ENTRIES SUPPLIED >>
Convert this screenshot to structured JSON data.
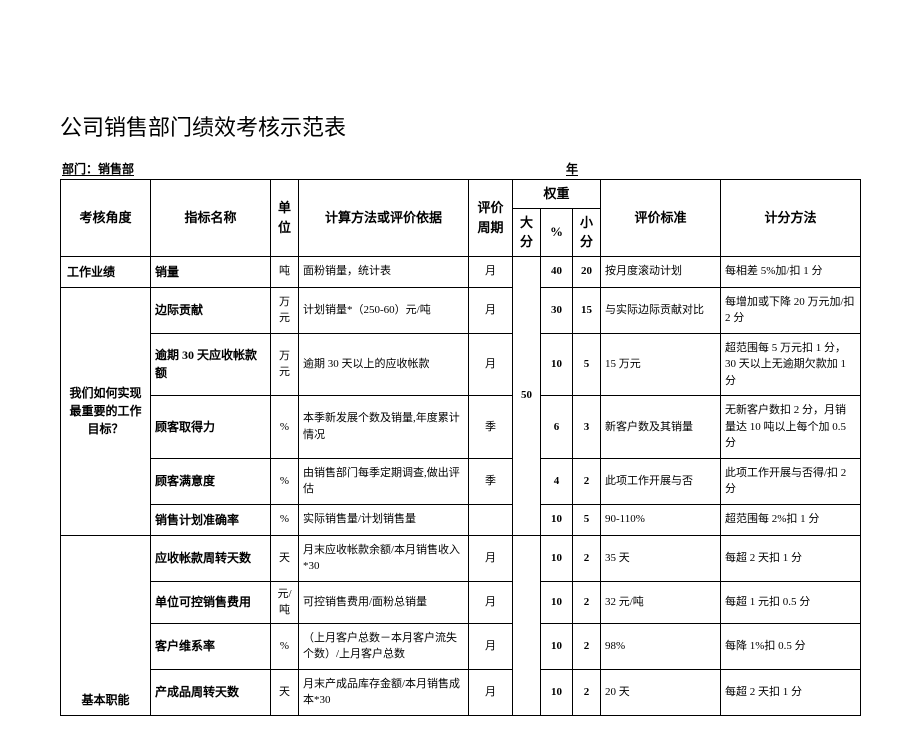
{
  "title": "公司销售部门绩效考核示范表",
  "meta": {
    "left": "部门：销售部",
    "right": "年"
  },
  "header": {
    "angle": "考核角度",
    "name": "指标名称",
    "unit": "单位",
    "calc": "计算方法或评价依据",
    "period": "评价周期",
    "weight": "权重",
    "big": "大分",
    "pct": "%",
    "small": "小分",
    "std": "评价标准",
    "method": "计分方法"
  },
  "groups": [
    {
      "angle_head": "工作业绩",
      "angle_body": "我们如何实现最重要的工作目标？",
      "big": "50",
      "rows": [
        {
          "name": "销量",
          "unit": "吨",
          "calc": "面粉销量，统计表",
          "period": "月",
          "pct": "40",
          "small": "20",
          "std": "按月度滚动计划",
          "method": "每相差 5%加/扣 1 分"
        },
        {
          "name": "边际贡献",
          "unit": "万元",
          "calc": "计划销量*（250-60）元/吨",
          "period": "月",
          "pct": "30",
          "small": "15",
          "std": "与实际边际贡献对比",
          "method": "每增加或下降 20 万元加/扣 2 分"
        },
        {
          "name": "逾期 30 天应收帐款额",
          "unit": "万元",
          "calc": "逾期 30 天以上的应收帐款",
          "period": "月",
          "pct": "10",
          "small": "5",
          "std": "15 万元",
          "method": "超范围每 5 万元扣 1 分，30 天以上无逾期欠款加 1 分"
        },
        {
          "name": "顾客取得力",
          "unit": "%",
          "calc": "本季新发展个数及销量,年度累计情况",
          "period": "季",
          "pct": "6",
          "small": "3",
          "std": "新客户数及其销量",
          "method": "无新客户数扣 2 分，月销量达 10 吨以上每个加 0.5 分"
        },
        {
          "name": "顾客满意度",
          "unit": "%",
          "calc": "由销售部门每季定期调查,做出评估",
          "period": "季",
          "pct": "4",
          "small": "2",
          "std": "此项工作开展与否",
          "method": "此项工作开展与否得/扣 2 分"
        },
        {
          "name": "销售计划准确率",
          "unit": "%",
          "calc": "实际销售量/计划销售量",
          "period": "",
          "pct": "10",
          "small": "5",
          "std": "90-110%",
          "method": "超范围每 2%扣 1 分"
        }
      ]
    },
    {
      "angle_head": "",
      "angle_body": "基本职能",
      "big": "",
      "rows": [
        {
          "name": "应收帐款周转天数",
          "unit": "天",
          "calc": "月末应收帐款余额/本月销售收入*30",
          "period": "月",
          "pct": "10",
          "small": "2",
          "std": "35 天",
          "method": "每超 2 天扣 1 分"
        },
        {
          "name": "单位可控销售费用",
          "unit": "元/吨",
          "calc": "可控销售费用/面粉总销量",
          "period": "月",
          "pct": "10",
          "small": "2",
          "std": "32 元/吨",
          "method": "每超 1 元扣 0.5 分"
        },
        {
          "name": "客户维系率",
          "unit": "%",
          "calc": "（上月客户总数－本月客户流失个数）/上月客户总数",
          "period": "月",
          "pct": "10",
          "small": "2",
          "std": "98%",
          "method": "每降 1%扣 0.5 分"
        },
        {
          "name": "产成品周转天数",
          "unit": "天",
          "calc": "月末产成品库存金额/本月销售成本*30",
          "period": "月",
          "pct": "10",
          "small": "2",
          "std": "20 天",
          "method": "每超 2 天扣 1 分"
        }
      ]
    }
  ]
}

TASK DIRECTIONS >> Report how many lines of the records above contain the word "calc", giving only the number.

FULL RESPONSE >> 11